■ EXERCISE DIRECTIONS
In the records below, find the line containing "What text is on this page?" and repeat it and every line after it exactly, without pictures.

■ RAW DATA
★ ★ ★ ★ ★

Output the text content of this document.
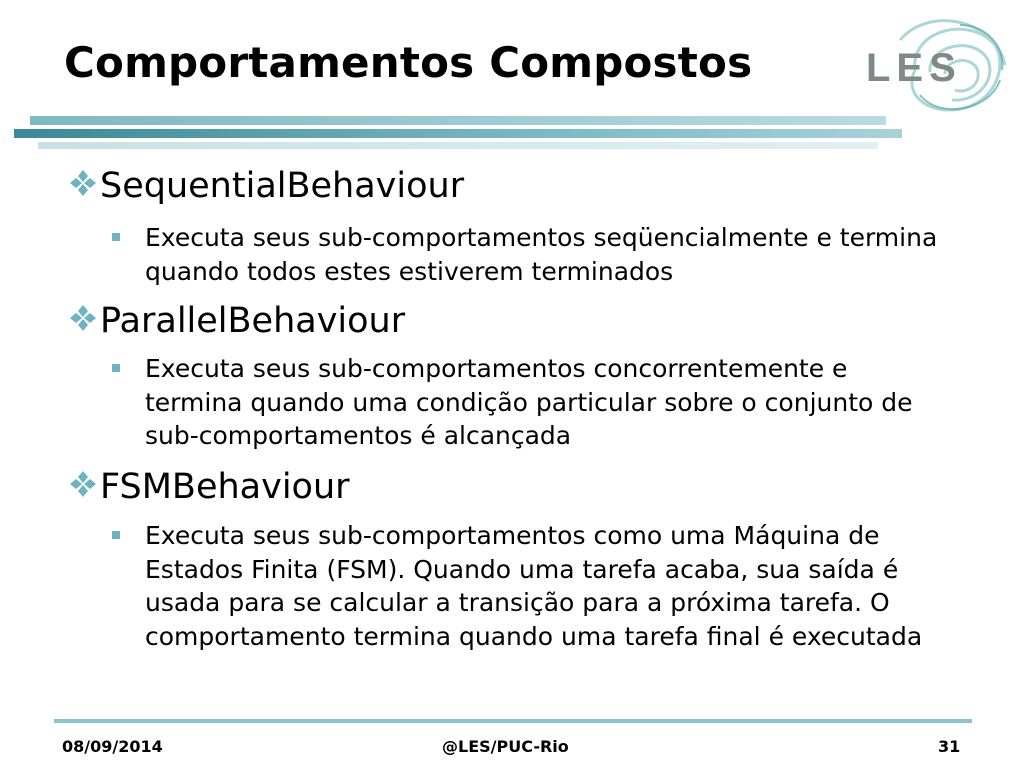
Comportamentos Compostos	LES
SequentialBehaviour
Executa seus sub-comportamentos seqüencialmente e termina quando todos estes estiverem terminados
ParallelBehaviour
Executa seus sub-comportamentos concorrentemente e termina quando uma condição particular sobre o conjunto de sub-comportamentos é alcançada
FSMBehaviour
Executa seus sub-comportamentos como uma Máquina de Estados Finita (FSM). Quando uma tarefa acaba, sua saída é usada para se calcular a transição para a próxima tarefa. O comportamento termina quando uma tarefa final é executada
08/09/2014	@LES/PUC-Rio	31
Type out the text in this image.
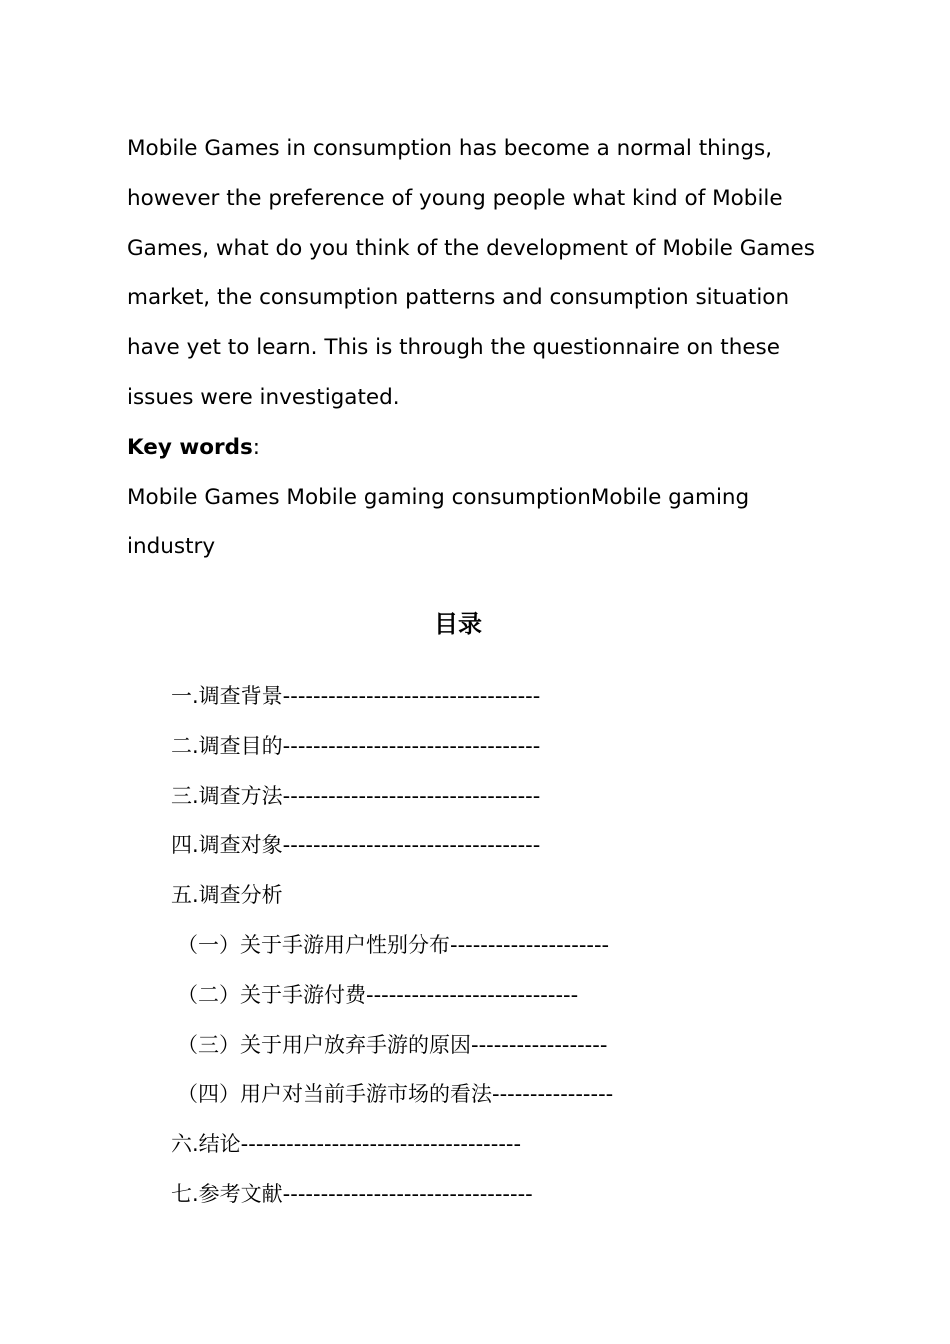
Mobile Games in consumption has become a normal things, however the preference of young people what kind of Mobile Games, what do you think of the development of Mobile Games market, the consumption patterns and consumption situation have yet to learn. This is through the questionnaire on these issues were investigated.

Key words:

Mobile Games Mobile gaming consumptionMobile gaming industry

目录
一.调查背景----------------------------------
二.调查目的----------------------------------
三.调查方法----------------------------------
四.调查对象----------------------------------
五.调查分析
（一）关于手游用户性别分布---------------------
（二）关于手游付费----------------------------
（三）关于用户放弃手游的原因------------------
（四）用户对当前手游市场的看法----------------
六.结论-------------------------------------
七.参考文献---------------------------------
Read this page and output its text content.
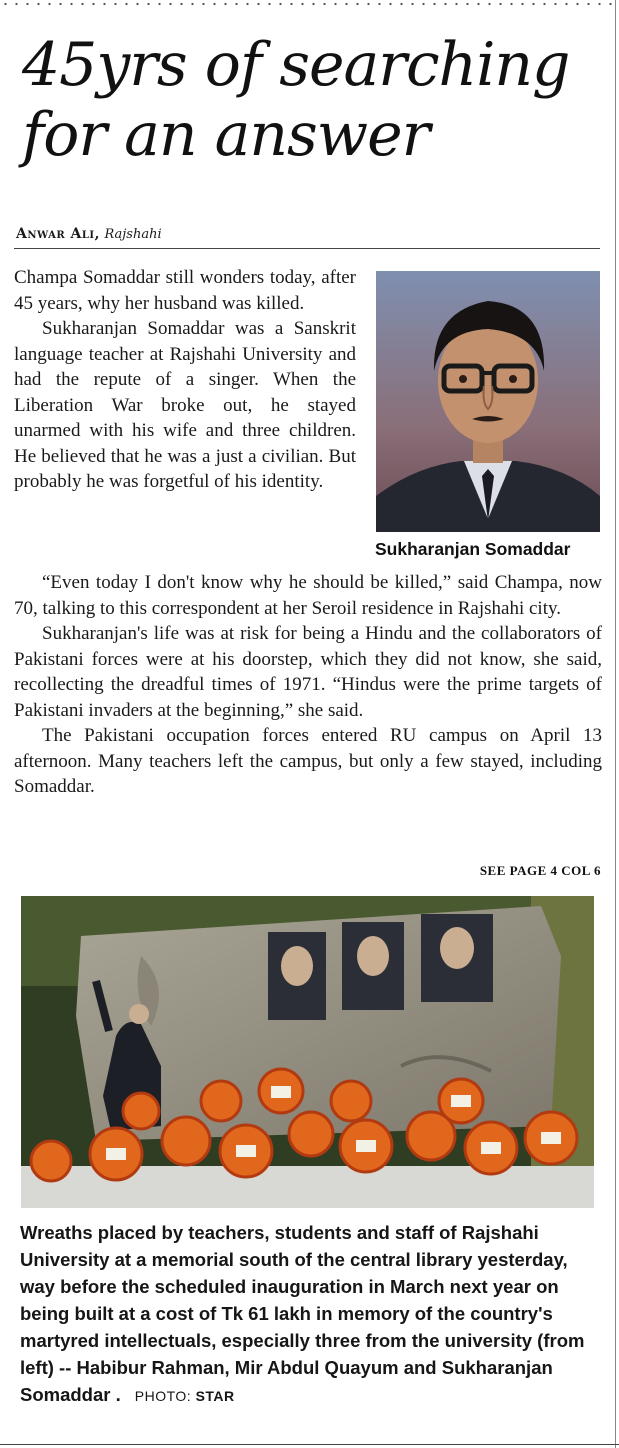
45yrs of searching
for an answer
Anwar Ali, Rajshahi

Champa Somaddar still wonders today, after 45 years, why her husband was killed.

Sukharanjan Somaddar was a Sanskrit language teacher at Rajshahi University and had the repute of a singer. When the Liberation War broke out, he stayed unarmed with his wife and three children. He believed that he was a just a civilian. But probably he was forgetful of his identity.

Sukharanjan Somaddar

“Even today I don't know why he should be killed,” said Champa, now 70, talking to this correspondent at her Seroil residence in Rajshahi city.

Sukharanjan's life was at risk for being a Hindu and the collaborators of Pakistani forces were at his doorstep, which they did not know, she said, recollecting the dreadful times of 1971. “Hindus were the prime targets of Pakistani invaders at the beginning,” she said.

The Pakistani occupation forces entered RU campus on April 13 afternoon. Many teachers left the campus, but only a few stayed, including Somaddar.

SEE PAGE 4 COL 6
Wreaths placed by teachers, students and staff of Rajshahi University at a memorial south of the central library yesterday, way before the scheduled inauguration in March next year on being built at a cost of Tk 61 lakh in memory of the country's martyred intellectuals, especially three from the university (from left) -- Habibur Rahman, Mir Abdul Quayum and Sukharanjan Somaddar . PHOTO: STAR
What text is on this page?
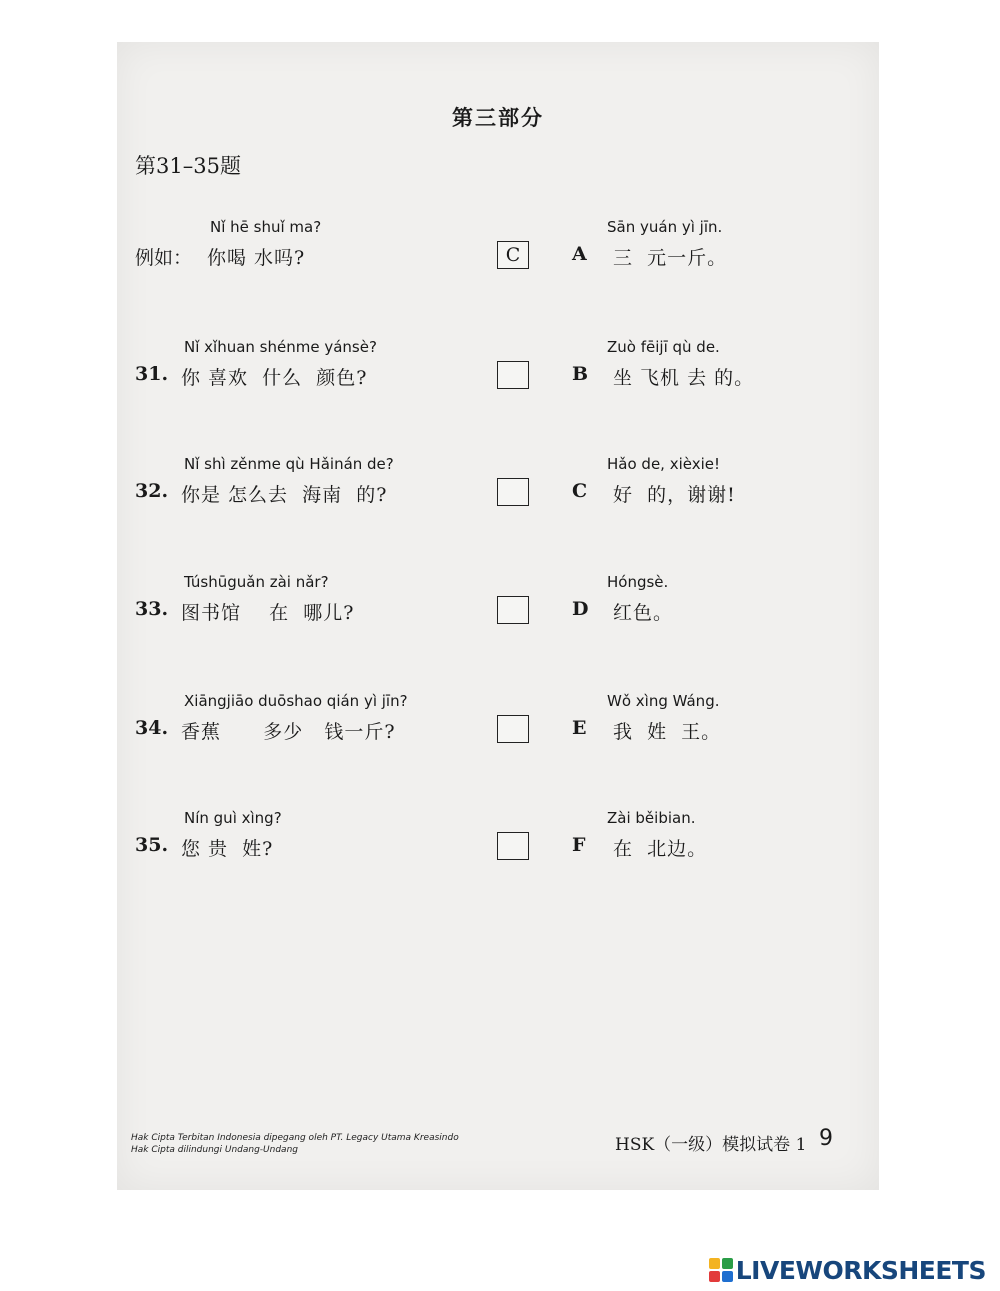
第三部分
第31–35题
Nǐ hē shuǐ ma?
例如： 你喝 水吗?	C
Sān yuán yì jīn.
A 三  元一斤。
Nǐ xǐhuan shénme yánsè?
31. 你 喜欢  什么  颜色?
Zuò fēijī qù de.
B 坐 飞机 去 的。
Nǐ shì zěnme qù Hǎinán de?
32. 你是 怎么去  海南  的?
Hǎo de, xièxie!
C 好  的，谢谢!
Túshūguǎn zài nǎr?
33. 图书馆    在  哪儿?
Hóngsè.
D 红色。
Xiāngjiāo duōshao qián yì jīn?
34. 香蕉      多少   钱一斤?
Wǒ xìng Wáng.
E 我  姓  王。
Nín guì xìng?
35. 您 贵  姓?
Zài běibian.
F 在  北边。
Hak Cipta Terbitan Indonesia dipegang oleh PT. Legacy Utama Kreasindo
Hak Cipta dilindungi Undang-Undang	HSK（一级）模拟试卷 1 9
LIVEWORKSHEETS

★ ★ ★ ★ ★

■ THE REPLY
What text is on this page?
第三部分
第31–35题
Nǐ hē shuǐ ma?
例如： 你喝 水吗?	C
Sān yuán yì jīn.
A 三  元一斤。
Nǐ xǐhuan shénme yánsè?
31. 你 喜欢  什么  颜色?
Zuò fēijī qù de.
B 坐 飞机 去 的。
Nǐ shì zěnme qù Hǎinán de?
32. 你是 怎么去  海南  的?
Hǎo de, xièxie!
C 好  的，谢谢!
Túshūguǎn zài nǎr?
33. 图书馆    在  哪儿?
Hóngsè.
D 红色。
Xiāngjiāo duōshao qián yì jīn?
34. 香蕉      多少   钱一斤?
Wǒ xìng Wáng.
E 我  姓  王。
Nín guì xìng?
35. 您 贵  姓?
Zài běibian.
F 在  北边。
Hak Cipta Terbitan Indonesia dipegang oleh PT. Legacy Utama Kreasindo
Hak Cipta dilindungi Undang-Undang	HSK（一级）模拟试卷 1 9
LIVEWORKSHEETS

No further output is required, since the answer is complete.